**Exercise instructions:** Would you pull out every line of the material that contains the string "Qtde"?

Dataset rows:
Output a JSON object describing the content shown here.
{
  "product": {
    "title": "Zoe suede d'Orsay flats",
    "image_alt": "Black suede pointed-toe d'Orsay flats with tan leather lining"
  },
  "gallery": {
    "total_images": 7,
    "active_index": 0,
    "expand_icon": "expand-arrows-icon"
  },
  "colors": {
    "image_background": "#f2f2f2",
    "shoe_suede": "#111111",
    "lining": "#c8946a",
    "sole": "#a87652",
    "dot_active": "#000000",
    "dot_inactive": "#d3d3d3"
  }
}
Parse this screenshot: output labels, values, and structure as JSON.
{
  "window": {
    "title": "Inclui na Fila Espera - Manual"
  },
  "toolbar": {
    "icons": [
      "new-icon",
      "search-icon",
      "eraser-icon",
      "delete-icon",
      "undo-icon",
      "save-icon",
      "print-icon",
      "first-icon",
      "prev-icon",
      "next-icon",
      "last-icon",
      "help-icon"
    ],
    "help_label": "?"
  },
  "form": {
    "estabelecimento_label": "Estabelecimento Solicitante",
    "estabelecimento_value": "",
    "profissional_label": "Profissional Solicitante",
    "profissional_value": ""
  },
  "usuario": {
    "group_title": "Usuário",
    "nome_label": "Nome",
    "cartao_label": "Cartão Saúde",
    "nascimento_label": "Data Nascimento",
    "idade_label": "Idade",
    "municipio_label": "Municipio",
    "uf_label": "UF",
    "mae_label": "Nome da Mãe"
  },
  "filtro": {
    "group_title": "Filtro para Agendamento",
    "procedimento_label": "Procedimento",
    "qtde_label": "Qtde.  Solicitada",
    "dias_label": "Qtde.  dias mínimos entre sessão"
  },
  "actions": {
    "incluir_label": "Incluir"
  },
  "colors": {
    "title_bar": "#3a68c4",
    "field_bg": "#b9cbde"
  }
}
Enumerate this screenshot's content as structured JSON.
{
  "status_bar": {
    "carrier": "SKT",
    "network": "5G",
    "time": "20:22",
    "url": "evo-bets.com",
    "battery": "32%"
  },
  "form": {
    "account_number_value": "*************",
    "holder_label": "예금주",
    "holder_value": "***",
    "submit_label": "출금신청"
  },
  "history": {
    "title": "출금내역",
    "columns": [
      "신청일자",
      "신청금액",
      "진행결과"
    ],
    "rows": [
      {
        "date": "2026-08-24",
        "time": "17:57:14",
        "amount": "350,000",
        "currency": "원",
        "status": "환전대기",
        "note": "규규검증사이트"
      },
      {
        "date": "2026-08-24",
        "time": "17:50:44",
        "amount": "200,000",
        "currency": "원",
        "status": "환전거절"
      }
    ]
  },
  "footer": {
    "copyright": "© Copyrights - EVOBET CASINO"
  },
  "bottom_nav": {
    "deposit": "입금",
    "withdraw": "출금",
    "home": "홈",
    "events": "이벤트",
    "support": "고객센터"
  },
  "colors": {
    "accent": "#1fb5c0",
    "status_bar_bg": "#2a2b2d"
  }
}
---
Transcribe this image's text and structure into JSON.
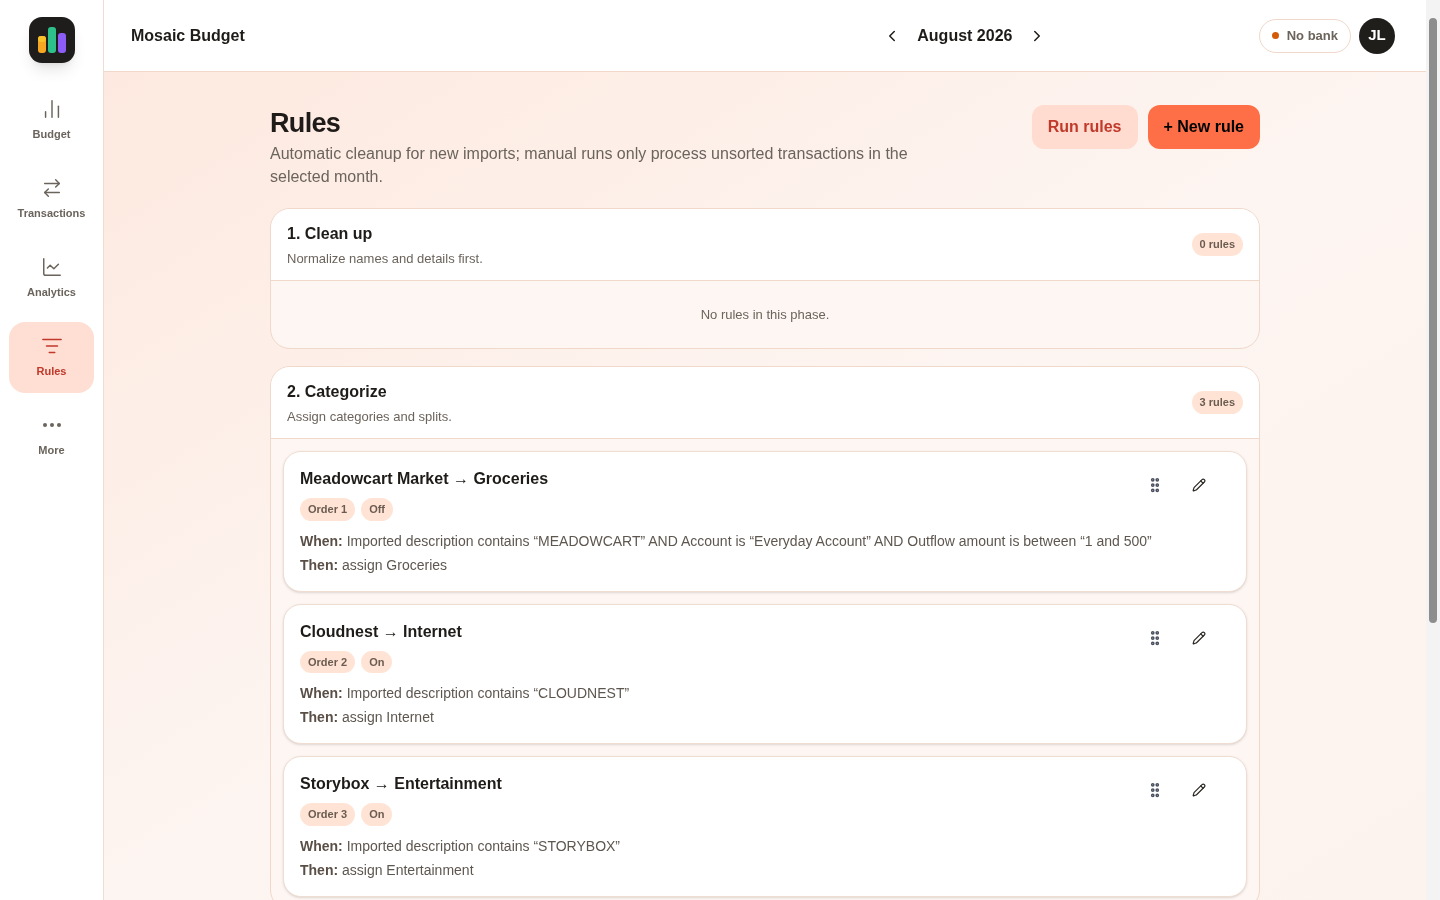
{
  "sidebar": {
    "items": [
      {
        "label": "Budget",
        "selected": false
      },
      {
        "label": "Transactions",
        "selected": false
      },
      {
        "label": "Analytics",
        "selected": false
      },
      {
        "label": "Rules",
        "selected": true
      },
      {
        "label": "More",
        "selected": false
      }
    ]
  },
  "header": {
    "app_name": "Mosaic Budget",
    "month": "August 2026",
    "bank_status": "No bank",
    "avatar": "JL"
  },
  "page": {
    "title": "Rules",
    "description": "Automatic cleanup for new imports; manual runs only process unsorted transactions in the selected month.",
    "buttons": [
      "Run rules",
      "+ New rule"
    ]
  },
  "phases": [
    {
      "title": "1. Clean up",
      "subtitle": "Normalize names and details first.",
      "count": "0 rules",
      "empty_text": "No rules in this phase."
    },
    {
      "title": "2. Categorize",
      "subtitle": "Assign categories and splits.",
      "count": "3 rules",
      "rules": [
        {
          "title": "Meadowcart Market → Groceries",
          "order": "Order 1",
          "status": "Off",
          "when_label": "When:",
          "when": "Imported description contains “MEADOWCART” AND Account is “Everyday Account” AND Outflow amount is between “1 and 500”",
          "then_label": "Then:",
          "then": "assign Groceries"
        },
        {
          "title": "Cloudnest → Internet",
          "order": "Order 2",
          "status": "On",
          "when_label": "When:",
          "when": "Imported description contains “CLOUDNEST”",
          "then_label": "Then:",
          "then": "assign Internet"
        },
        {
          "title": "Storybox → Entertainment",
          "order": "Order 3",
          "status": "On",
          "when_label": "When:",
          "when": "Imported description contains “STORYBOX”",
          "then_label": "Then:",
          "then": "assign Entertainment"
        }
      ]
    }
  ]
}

**Response:**
    "qtde_label": "Qtde.  Solicitada",
    "dias_label": "Qtde.  dias mínimos entre sessão"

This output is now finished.